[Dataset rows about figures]

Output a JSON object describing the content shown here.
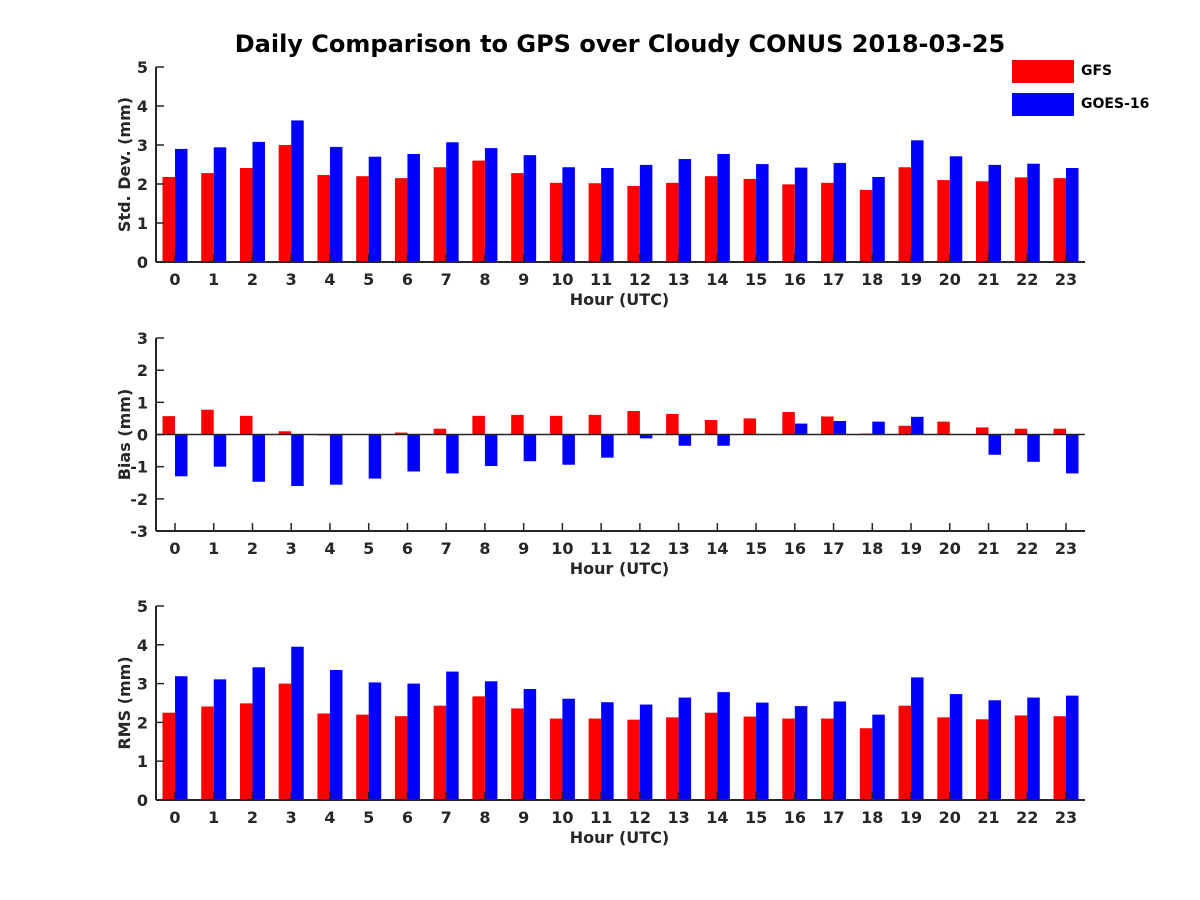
{
  "title": "Daily Comparison to GPS over Cloudy CONUS 2018-03-25",
  "colors": {
    "GFS": "#ff0000",
    "GOES-16": "#0000ff"
  },
  "legend": {
    "items": [
      {
        "label": "GFS"
      },
      {
        "label": "GOES-16"
      }
    ],
    "placement": "top-right (outside axes)"
  },
  "chart_data": [
    {
      "type": "bar",
      "xlabel": "Hour (UTC)",
      "ylabel": "Std. Dev. (mm)",
      "ylim": [
        0,
        5
      ],
      "yticks": [
        0,
        1,
        2,
        3,
        4,
        5
      ],
      "grid": false,
      "categories": [
        "0",
        "1",
        "2",
        "3",
        "4",
        "5",
        "6",
        "7",
        "8",
        "9",
        "10",
        "11",
        "12",
        "13",
        "14",
        "15",
        "16",
        "17",
        "18",
        "19",
        "20",
        "21",
        "22",
        "23"
      ],
      "series": [
        {
          "name": "GFS",
          "values": [
            2.18,
            2.28,
            2.41,
            3.0,
            2.23,
            2.2,
            2.15,
            2.43,
            2.6,
            2.28,
            2.03,
            2.02,
            1.95,
            2.03,
            2.2,
            2.13,
            1.99,
            2.03,
            1.85,
            2.43,
            2.1,
            2.07,
            2.17,
            2.15
          ]
        },
        {
          "name": "GOES-16",
          "values": [
            2.9,
            2.94,
            3.08,
            3.63,
            2.95,
            2.7,
            2.77,
            3.07,
            2.92,
            2.74,
            2.43,
            2.41,
            2.49,
            2.64,
            2.77,
            2.51,
            2.42,
            2.54,
            2.18,
            3.12,
            2.71,
            2.49,
            2.52,
            2.41
          ]
        }
      ]
    },
    {
      "type": "bar",
      "xlabel": "Hour (UTC)",
      "ylabel": "Bias (mm)",
      "ylim": [
        -3,
        3
      ],
      "yticks": [
        -3,
        -2,
        -1,
        0,
        1,
        2,
        3
      ],
      "grid": false,
      "categories": [
        "0",
        "1",
        "2",
        "3",
        "4",
        "5",
        "6",
        "7",
        "8",
        "9",
        "10",
        "11",
        "12",
        "13",
        "14",
        "15",
        "16",
        "17",
        "18",
        "19",
        "20",
        "21",
        "22",
        "23"
      ],
      "series": [
        {
          "name": "GFS",
          "values": [
            0.57,
            0.77,
            0.58,
            0.1,
            -0.03,
            0.0,
            0.06,
            0.18,
            0.58,
            0.61,
            0.58,
            0.61,
            0.73,
            0.64,
            0.45,
            0.5,
            0.7,
            0.56,
            0.03,
            0.27,
            0.4,
            0.22,
            0.18,
            0.18
          ]
        },
        {
          "name": "GOES-16",
          "values": [
            -1.3,
            -1.0,
            -1.47,
            -1.6,
            -1.56,
            -1.37,
            -1.15,
            -1.21,
            -0.98,
            -0.83,
            -0.94,
            -0.72,
            -0.12,
            -0.35,
            -0.35,
            0.0,
            0.34,
            0.42,
            0.4,
            0.55,
            0.0,
            -0.63,
            -0.85,
            -1.21
          ]
        }
      ]
    },
    {
      "type": "bar",
      "xlabel": "Hour (UTC)",
      "ylabel": "RMS (mm)",
      "ylim": [
        0,
        5
      ],
      "yticks": [
        0,
        1,
        2,
        3,
        4,
        5
      ],
      "grid": false,
      "categories": [
        "0",
        "1",
        "2",
        "3",
        "4",
        "5",
        "6",
        "7",
        "8",
        "9",
        "10",
        "11",
        "12",
        "13",
        "14",
        "15",
        "16",
        "17",
        "18",
        "19",
        "20",
        "21",
        "22",
        "23"
      ],
      "series": [
        {
          "name": "GFS",
          "values": [
            2.25,
            2.41,
            2.49,
            3.0,
            2.23,
            2.2,
            2.16,
            2.43,
            2.67,
            2.36,
            2.1,
            2.1,
            2.07,
            2.13,
            2.25,
            2.15,
            2.1,
            2.1,
            1.85,
            2.43,
            2.13,
            2.08,
            2.18,
            2.16
          ]
        },
        {
          "name": "GOES-16",
          "values": [
            3.19,
            3.11,
            3.42,
            3.95,
            3.35,
            3.03,
            3.0,
            3.31,
            3.06,
            2.86,
            2.61,
            2.52,
            2.46,
            2.64,
            2.78,
            2.51,
            2.42,
            2.54,
            2.2,
            3.16,
            2.73,
            2.57,
            2.64,
            2.69
          ]
        }
      ]
    }
  ]
}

WORK TO DO: Retype everything in the material word for word, minus pictures.

EXERCISE SOLUTION:
Output a JSON object describing the content shown here.
{
  "title": "Daily Comparison to GPS over Cloudy CONUS 2018-03-25",
  "colors": {
    "GFS": "#ff0000",
    "GOES-16": "#0000ff"
  },
  "legend": {
    "items": [
      {
        "label": "GFS"
      },
      {
        "label": "GOES-16"
      }
    ],
    "placement": "top-right (outside axes)"
  },
  "chart_data": [
    {
      "type": "bar",
      "xlabel": "Hour (UTC)",
      "ylabel": "Std. Dev. (mm)",
      "ylim": [
        0,
        5
      ],
      "yticks": [
        0,
        1,
        2,
        3,
        4,
        5
      ],
      "grid": false,
      "categories": [
        "0",
        "1",
        "2",
        "3",
        "4",
        "5",
        "6",
        "7",
        "8",
        "9",
        "10",
        "11",
        "12",
        "13",
        "14",
        "15",
        "16",
        "17",
        "18",
        "19",
        "20",
        "21",
        "22",
        "23"
      ],
      "series": [
        {
          "name": "GFS",
          "values": [
            2.18,
            2.28,
            2.41,
            3.0,
            2.23,
            2.2,
            2.15,
            2.43,
            2.6,
            2.28,
            2.03,
            2.02,
            1.95,
            2.03,
            2.2,
            2.13,
            1.99,
            2.03,
            1.85,
            2.43,
            2.1,
            2.07,
            2.17,
            2.15
          ]
        },
        {
          "name": "GOES-16",
          "values": [
            2.9,
            2.94,
            3.08,
            3.63,
            2.95,
            2.7,
            2.77,
            3.07,
            2.92,
            2.74,
            2.43,
            2.41,
            2.49,
            2.64,
            2.77,
            2.51,
            2.42,
            2.54,
            2.18,
            3.12,
            2.71,
            2.49,
            2.52,
            2.41
          ]
        }
      ]
    },
    {
      "type": "bar",
      "xlabel": "Hour (UTC)",
      "ylabel": "Bias (mm)",
      "ylim": [
        -3,
        3
      ],
      "yticks": [
        -3,
        -2,
        -1,
        0,
        1,
        2,
        3
      ],
      "grid": false,
      "categories": [
        "0",
        "1",
        "2",
        "3",
        "4",
        "5",
        "6",
        "7",
        "8",
        "9",
        "10",
        "11",
        "12",
        "13",
        "14",
        "15",
        "16",
        "17",
        "18",
        "19",
        "20",
        "21",
        "22",
        "23"
      ],
      "series": [
        {
          "name": "GFS",
          "values": [
            0.57,
            0.77,
            0.58,
            0.1,
            -0.03,
            0.0,
            0.06,
            0.18,
            0.58,
            0.61,
            0.58,
            0.61,
            0.73,
            0.64,
            0.45,
            0.5,
            0.7,
            0.56,
            0.03,
            0.27,
            0.4,
            0.22,
            0.18,
            0.18
          ]
        },
        {
          "name": "GOES-16",
          "values": [
            -1.3,
            -1.0,
            -1.47,
            -1.6,
            -1.56,
            -1.37,
            -1.15,
            -1.21,
            -0.98,
            -0.83,
            -0.94,
            -0.72,
            -0.12,
            -0.35,
            -0.35,
            0.0,
            0.34,
            0.42,
            0.4,
            0.55,
            0.0,
            -0.63,
            -0.85,
            -1.21
          ]
        }
      ]
    },
    {
      "type": "bar",
      "xlabel": "Hour (UTC)",
      "ylabel": "RMS (mm)",
      "ylim": [
        0,
        5
      ],
      "yticks": [
        0,
        1,
        2,
        3,
        4,
        5
      ],
      "grid": false,
      "categories": [
        "0",
        "1",
        "2",
        "3",
        "4",
        "5",
        "6",
        "7",
        "8",
        "9",
        "10",
        "11",
        "12",
        "13",
        "14",
        "15",
        "16",
        "17",
        "18",
        "19",
        "20",
        "21",
        "22",
        "23"
      ],
      "series": [
        {
          "name": "GFS",
          "values": [
            2.25,
            2.41,
            2.49,
            3.0,
            2.23,
            2.2,
            2.16,
            2.43,
            2.67,
            2.36,
            2.1,
            2.1,
            2.07,
            2.13,
            2.25,
            2.15,
            2.1,
            2.1,
            1.85,
            2.43,
            2.13,
            2.08,
            2.18,
            2.16
          ]
        },
        {
          "name": "GOES-16",
          "values": [
            3.19,
            3.11,
            3.42,
            3.95,
            3.35,
            3.03,
            3.0,
            3.31,
            3.06,
            2.86,
            2.61,
            2.52,
            2.46,
            2.64,
            2.78,
            2.51,
            2.42,
            2.54,
            2.2,
            3.16,
            2.73,
            2.57,
            2.64,
            2.69
          ]
        }
      ]
    }
  ]
}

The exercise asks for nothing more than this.